EXERCISE PROMPT - Copy out the listing exactly.
......
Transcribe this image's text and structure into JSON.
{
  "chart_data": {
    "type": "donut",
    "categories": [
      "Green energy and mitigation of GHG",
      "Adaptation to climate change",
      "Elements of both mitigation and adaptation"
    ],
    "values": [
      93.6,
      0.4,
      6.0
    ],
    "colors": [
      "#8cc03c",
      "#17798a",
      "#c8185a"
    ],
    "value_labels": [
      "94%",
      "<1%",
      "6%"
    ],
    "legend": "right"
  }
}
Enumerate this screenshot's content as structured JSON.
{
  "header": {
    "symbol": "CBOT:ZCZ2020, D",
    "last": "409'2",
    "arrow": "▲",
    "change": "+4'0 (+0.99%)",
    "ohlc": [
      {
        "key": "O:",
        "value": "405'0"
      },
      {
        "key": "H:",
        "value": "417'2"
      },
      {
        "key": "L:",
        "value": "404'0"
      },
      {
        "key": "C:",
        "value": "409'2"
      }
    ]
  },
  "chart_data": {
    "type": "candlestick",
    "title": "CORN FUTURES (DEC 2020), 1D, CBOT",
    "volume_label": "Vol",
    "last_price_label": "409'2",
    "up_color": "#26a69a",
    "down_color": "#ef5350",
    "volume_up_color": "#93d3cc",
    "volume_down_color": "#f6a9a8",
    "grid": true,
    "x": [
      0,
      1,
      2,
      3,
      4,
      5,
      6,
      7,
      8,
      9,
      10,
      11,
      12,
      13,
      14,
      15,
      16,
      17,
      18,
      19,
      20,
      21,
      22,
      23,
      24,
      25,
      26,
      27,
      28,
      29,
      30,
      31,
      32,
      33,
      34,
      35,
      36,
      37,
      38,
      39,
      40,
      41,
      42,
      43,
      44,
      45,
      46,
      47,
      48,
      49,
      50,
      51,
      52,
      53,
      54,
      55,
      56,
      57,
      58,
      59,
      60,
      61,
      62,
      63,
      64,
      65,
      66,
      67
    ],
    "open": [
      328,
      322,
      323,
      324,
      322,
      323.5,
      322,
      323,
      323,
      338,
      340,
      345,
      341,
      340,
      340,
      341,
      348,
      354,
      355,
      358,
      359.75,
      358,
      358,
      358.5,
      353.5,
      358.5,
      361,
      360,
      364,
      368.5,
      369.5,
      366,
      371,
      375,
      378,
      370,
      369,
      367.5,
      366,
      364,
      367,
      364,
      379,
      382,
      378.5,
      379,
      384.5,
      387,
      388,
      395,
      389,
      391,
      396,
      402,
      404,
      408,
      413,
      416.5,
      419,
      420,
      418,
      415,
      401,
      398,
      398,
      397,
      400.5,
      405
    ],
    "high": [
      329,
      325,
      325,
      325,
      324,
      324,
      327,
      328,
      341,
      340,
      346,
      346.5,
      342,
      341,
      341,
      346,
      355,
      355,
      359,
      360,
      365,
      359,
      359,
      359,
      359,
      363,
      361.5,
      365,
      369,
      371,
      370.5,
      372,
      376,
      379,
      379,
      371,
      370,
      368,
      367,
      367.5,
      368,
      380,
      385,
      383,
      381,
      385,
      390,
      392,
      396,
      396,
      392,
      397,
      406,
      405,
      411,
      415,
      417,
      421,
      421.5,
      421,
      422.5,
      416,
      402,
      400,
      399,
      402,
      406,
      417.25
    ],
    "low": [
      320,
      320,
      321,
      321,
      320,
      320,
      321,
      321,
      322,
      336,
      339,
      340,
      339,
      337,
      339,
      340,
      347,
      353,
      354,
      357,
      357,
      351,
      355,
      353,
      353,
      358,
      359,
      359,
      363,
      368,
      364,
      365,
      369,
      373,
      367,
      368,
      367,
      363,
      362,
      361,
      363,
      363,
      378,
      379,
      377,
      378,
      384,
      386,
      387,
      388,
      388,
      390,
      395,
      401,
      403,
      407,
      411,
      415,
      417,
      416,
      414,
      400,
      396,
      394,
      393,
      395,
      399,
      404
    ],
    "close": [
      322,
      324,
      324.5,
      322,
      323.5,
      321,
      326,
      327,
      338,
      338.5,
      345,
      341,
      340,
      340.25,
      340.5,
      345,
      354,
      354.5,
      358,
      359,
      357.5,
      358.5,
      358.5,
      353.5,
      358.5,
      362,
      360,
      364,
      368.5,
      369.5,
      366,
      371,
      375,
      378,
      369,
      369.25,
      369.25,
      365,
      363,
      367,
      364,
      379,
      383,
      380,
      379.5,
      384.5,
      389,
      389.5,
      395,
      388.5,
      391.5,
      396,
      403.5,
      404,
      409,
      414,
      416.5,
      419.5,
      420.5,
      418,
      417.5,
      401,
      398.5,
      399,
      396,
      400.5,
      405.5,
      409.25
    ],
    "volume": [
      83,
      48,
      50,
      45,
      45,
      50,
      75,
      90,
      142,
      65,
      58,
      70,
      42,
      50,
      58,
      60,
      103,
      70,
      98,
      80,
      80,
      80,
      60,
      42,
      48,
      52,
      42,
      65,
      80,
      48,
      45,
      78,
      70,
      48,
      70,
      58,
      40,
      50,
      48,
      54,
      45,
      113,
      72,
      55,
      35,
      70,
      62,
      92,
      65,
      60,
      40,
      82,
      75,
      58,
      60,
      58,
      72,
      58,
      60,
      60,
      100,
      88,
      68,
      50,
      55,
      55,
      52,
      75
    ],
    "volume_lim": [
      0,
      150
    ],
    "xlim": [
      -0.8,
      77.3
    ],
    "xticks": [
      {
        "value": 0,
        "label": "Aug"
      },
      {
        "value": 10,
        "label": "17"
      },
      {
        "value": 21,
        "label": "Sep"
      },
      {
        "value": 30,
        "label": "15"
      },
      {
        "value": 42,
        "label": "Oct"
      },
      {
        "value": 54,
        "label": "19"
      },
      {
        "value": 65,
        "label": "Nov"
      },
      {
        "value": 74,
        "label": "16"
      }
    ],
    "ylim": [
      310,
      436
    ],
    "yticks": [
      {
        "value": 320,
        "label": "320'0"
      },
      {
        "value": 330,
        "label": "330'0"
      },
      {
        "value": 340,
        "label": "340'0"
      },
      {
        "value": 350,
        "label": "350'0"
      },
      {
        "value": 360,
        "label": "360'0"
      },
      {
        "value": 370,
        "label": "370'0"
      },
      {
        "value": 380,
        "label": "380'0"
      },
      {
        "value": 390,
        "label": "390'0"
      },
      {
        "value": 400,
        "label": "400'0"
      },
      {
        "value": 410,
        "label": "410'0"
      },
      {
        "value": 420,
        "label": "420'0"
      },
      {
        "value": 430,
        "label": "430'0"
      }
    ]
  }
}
......
COMPLETED EXERCISE -
Transcribe this image's text and structure into JSON.
{
  "chart_data": {
    "type": "donut",
    "categories": [
      "Green energy and mitigation of GHG",
      "Adaptation to climate change",
      "Elements of both mitigation and adaptation"
    ],
    "values": [
      93.6,
      0.4,
      6.0
    ],
    "colors": [
      "#8cc03c",
      "#17798a",
      "#c8185a"
    ],
    "value_labels": [
      "94%",
      "<1%",
      "6%"
    ],
    "legend": "right"
  }
}
Enumerate this screenshot's content as structured JSON.
{
  "header": {
    "symbol": "CBOT:ZCZ2020, D",
    "last": "409'2",
    "arrow": "▲",
    "change": "+4'0 (+0.99%)",
    "ohlc": [
      {
        "key": "O:",
        "value": "405'0"
      },
      {
        "key": "H:",
        "value": "417'2"
      },
      {
        "key": "L:",
        "value": "404'0"
      },
      {
        "key": "C:",
        "value": "409'2"
      }
    ]
  },
  "chart_data": {
    "type": "candlestick",
    "title": "CORN FUTURES (DEC 2020), 1D, CBOT",
    "volume_label": "Vol",
    "last_price_label": "409'2",
    "up_color": "#26a69a",
    "down_color": "#ef5350",
    "volume_up_color": "#93d3cc",
    "volume_down_color": "#f6a9a8",
    "grid": true,
    "x": [
      0,
      1,
      2,
      3,
      4,
      5,
      6,
      7,
      8,
      9,
      10,
      11,
      12,
      13,
      14,
      15,
      16,
      17,
      18,
      19,
      20,
      21,
      22,
      23,
      24,
      25,
      26,
      27,
      28,
      29,
      30,
      31,
      32,
      33,
      34,
      35,
      36,
      37,
      38,
      39,
      40,
      41,
      42,
      43,
      44,
      45,
      46,
      47,
      48,
      49,
      50,
      51,
      52,
      53,
      54,
      55,
      56,
      57,
      58,
      59,
      60,
      61,
      62,
      63,
      64,
      65,
      66,
      67
    ],
    "open": [
      328,
      322,
      323,
      324,
      322,
      323.5,
      322,
      323,
      323,
      338,
      340,
      345,
      341,
      340,
      340,
      341,
      348,
      354,
      355,
      358,
      359.75,
      358,
      358,
      358.5,
      353.5,
      358.5,
      361,
      360,
      364,
      368.5,
      369.5,
      366,
      371,
      375,
      378,
      370,
      369,
      367.5,
      366,
      364,
      367,
      364,
      379,
      382,
      378.5,
      379,
      384.5,
      387,
      388,
      395,
      389,
      391,
      396,
      402,
      404,
      408,
      413,
      416.5,
      419,
      420,
      418,
      415,
      401,
      398,
      398,
      397,
      400.5,
      405
    ],
    "high": [
      329,
      325,
      325,
      325,
      324,
      324,
      327,
      328,
      341,
      340,
      346,
      346.5,
      342,
      341,
      341,
      346,
      355,
      355,
      359,
      360,
      365,
      359,
      359,
      359,
      359,
      363,
      361.5,
      365,
      369,
      371,
      370.5,
      372,
      376,
      379,
      379,
      371,
      370,
      368,
      367,
      367.5,
      368,
      380,
      385,
      383,
      381,
      385,
      390,
      392,
      396,
      396,
      392,
      397,
      406,
      405,
      411,
      415,
      417,
      421,
      421.5,
      421,
      422.5,
      416,
      402,
      400,
      399,
      402,
      406,
      417.25
    ],
    "low": [
      320,
      320,
      321,
      321,
      320,
      320,
      321,
      321,
      322,
      336,
      339,
      340,
      339,
      337,
      339,
      340,
      347,
      353,
      354,
      357,
      357,
      351,
      355,
      353,
      353,
      358,
      359,
      359,
      363,
      368,
      364,
      365,
      369,
      373,
      367,
      368,
      367,
      363,
      362,
      361,
      363,
      363,
      378,
      379,
      377,
      378,
      384,
      386,
      387,
      388,
      388,
      390,
      395,
      401,
      403,
      407,
      411,
      415,
      417,
      416,
      414,
      400,
      396,
      394,
      393,
      395,
      399,
      404
    ],
    "close": [
      322,
      324,
      324.5,
      322,
      323.5,
      321,
      326,
      327,
      338,
      338.5,
      345,
      341,
      340,
      340.25,
      340.5,
      345,
      354,
      354.5,
      358,
      359,
      357.5,
      358.5,
      358.5,
      353.5,
      358.5,
      362,
      360,
      364,
      368.5,
      369.5,
      366,
      371,
      375,
      378,
      369,
      369.25,
      369.25,
      365,
      363,
      367,
      364,
      379,
      383,
      380,
      379.5,
      384.5,
      389,
      389.5,
      395,
      388.5,
      391.5,
      396,
      403.5,
      404,
      409,
      414,
      416.5,
      419.5,
      420.5,
      418,
      417.5,
      401,
      398.5,
      399,
      396,
      400.5,
      405.5,
      409.25
    ],
    "volume": [
      83,
      48,
      50,
      45,
      45,
      50,
      75,
      90,
      142,
      65,
      58,
      70,
      42,
      50,
      58,
      60,
      103,
      70,
      98,
      80,
      80,
      80,
      60,
      42,
      48,
      52,
      42,
      65,
      80,
      48,
      45,
      78,
      70,
      48,
      70,
      58,
      40,
      50,
      48,
      54,
      45,
      113,
      72,
      55,
      35,
      70,
      62,
      92,
      65,
      60,
      40,
      82,
      75,
      58,
      60,
      58,
      72,
      58,
      60,
      60,
      100,
      88,
      68,
      50,
      55,
      55,
      52,
      75
    ],
    "volume_lim": [
      0,
      150
    ],
    "xlim": [
      -0.8,
      77.3
    ],
    "xticks": [
      {
        "value": 0,
        "label": "Aug"
      },
      {
        "value": 10,
        "label": "17"
      },
      {
        "value": 21,
        "label": "Sep"
      },
      {
        "value": 30,
        "label": "15"
      },
      {
        "value": 42,
        "label": "Oct"
      },
      {
        "value": 54,
        "label": "19"
      },
      {
        "value": 65,
        "label": "Nov"
      },
      {
        "value": 74,
        "label": "16"
      }
    ],
    "ylim": [
      310,
      436
    ],
    "yticks": [
      {
        "value": 320,
        "label": "320'0"
      },
      {
        "value": 330,
        "label": "330'0"
      },
      {
        "value": 340,
        "label": "340'0"
      },
      {
        "value": 350,
        "label": "350'0"
      },
      {
        "value": 360,
        "label": "360'0"
      },
      {
        "value": 370,
        "label": "370'0"
      },
      {
        "value": 380,
        "label": "380'0"
      },
      {
        "value": 390,
        "label": "390'0"
      },
      {
        "value": 400,
        "label": "400'0"
      },
      {
        "value": 410,
        "label": "410'0"
      },
      {
        "value": 420,
        "label": "420'0"
      },
      {
        "value": 430,
        "label": "430'0"
      }
    ]
  }
}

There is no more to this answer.